==== RECORDS PROVIDED

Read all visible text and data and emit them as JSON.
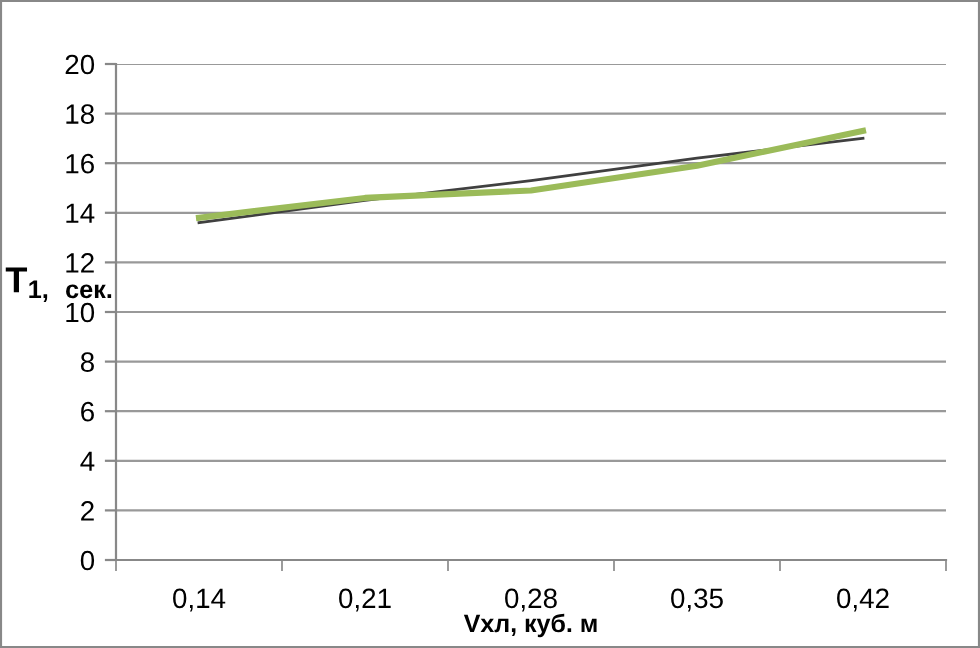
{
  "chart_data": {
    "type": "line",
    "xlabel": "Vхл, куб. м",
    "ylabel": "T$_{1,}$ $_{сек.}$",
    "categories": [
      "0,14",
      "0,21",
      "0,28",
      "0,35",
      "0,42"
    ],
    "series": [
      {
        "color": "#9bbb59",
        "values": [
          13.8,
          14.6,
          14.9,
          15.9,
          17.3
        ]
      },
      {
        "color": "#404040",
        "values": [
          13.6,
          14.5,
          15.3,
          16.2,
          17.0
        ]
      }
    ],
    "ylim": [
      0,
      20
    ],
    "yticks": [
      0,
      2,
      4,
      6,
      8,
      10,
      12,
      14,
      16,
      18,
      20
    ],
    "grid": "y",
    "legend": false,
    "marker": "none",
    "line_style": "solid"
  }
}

========

#### [YOUR GOAL]
Set down every record once more, word for word, without pictures.

#### [EXERCISE SOLUTION]
Read all visible text and data and emit them as JSON.
{
  "chart_data": {
    "type": "line",
    "xlabel": "Vхл, куб. м",
    "ylabel": "T$_{1,}$ $_{сек.}$",
    "categories": [
      "0,14",
      "0,21",
      "0,28",
      "0,35",
      "0,42"
    ],
    "series": [
      {
        "color": "#9bbb59",
        "values": [
          13.8,
          14.6,
          14.9,
          15.9,
          17.3
        ]
      },
      {
        "color": "#404040",
        "values": [
          13.6,
          14.5,
          15.3,
          16.2,
          17.0
        ]
      }
    ],
    "ylim": [
      0,
      20
    ],
    "yticks": [
      0,
      2,
      4,
      6,
      8,
      10,
      12,
      14,
      16,
      18,
      20
    ],
    "grid": "y",
    "legend": false,
    "marker": "none",
    "line_style": "solid"
  }
}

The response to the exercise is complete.